— Begin PROVIDED ENTRIES —

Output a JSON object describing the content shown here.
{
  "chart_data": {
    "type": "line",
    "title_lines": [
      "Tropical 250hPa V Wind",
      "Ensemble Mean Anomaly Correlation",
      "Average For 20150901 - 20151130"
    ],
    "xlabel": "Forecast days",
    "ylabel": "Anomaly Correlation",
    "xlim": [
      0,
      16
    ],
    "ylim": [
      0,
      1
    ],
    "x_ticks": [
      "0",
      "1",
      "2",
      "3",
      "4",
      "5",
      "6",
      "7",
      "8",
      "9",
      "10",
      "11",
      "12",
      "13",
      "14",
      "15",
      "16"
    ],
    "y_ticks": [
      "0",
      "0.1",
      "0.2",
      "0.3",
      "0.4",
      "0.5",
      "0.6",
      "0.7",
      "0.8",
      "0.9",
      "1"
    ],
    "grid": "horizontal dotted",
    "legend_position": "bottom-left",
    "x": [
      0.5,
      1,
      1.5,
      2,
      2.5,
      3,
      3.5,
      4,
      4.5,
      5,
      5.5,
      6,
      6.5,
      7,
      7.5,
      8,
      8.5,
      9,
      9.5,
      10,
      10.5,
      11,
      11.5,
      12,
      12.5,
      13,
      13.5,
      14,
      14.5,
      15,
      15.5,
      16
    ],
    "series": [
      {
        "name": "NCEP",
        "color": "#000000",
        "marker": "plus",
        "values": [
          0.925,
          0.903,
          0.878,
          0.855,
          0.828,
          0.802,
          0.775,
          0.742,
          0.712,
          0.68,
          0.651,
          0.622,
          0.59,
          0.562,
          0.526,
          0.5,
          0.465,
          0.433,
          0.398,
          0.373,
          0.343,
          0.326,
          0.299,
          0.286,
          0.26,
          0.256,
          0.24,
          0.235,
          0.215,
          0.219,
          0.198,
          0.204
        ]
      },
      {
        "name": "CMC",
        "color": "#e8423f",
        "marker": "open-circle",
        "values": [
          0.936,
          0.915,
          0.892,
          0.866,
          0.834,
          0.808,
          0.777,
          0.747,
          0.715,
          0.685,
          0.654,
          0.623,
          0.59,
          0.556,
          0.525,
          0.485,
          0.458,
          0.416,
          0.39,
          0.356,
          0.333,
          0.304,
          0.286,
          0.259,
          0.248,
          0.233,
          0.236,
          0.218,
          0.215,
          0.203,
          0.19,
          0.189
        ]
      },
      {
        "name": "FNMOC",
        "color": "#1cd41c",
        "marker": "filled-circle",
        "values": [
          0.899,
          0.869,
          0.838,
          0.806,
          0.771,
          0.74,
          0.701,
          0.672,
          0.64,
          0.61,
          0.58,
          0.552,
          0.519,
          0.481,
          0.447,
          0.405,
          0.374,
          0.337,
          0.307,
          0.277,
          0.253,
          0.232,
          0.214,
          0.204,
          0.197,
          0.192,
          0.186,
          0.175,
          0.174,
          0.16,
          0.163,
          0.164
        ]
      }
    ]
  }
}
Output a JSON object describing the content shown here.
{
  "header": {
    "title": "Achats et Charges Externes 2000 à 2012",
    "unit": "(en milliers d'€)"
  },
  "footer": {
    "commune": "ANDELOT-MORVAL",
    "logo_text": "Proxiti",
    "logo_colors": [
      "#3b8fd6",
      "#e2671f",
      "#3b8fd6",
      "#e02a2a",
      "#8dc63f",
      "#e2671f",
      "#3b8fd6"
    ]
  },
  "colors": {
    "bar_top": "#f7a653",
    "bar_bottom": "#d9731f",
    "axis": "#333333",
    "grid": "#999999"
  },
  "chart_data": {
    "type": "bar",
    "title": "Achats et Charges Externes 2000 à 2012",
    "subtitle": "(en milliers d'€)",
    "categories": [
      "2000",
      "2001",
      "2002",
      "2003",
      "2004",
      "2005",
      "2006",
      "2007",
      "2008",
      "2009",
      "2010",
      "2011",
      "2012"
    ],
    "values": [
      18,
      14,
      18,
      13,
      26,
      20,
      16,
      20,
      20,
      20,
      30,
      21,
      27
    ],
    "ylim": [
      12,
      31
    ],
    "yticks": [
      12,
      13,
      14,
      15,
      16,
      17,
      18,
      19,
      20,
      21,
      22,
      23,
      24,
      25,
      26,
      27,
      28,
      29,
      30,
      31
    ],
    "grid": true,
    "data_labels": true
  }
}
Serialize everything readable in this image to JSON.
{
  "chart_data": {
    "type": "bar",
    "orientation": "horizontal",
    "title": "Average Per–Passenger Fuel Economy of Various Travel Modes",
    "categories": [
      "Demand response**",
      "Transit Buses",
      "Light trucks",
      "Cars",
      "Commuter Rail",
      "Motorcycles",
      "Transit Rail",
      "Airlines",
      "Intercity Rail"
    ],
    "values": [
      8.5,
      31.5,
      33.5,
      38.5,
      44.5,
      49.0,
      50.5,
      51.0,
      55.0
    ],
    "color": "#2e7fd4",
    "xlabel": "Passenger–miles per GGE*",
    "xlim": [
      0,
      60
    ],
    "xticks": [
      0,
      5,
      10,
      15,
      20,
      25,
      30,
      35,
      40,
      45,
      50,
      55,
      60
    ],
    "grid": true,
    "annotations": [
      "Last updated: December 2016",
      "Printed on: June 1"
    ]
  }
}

— End PROVIDED ENTRIES —

**YOUR OBJECTIVE**
Starting at the line that contains "Serialize everything readable", write out every line to the end of the entries, exactly as given.

**EXERCISE ANSWER**
Serialize everything readable in this image to JSON.
{
  "chart_data": {
    "type": "bar",
    "orientation": "horizontal",
    "title": "Average Per–Passenger Fuel Economy of Various Travel Modes",
    "categories": [
      "Demand response**",
      "Transit Buses",
      "Light trucks",
      "Cars",
      "Commuter Rail",
      "Motorcycles",
      "Transit Rail",
      "Airlines",
      "Intercity Rail"
    ],
    "values": [
      8.5,
      31.5,
      33.5,
      38.5,
      44.5,
      49.0,
      50.5,
      51.0,
      55.0
    ],
    "color": "#2e7fd4",
    "xlabel": "Passenger–miles per GGE*",
    "xlim": [
      0,
      60
    ],
    "xticks": [
      0,
      5,
      10,
      15,
      20,
      25,
      30,
      35,
      40,
      45,
      50,
      55,
      60
    ],
    "grid": true,
    "annotations": [
      "Last updated: December 2016",
      "Printed on: June 1"
    ]
  }
}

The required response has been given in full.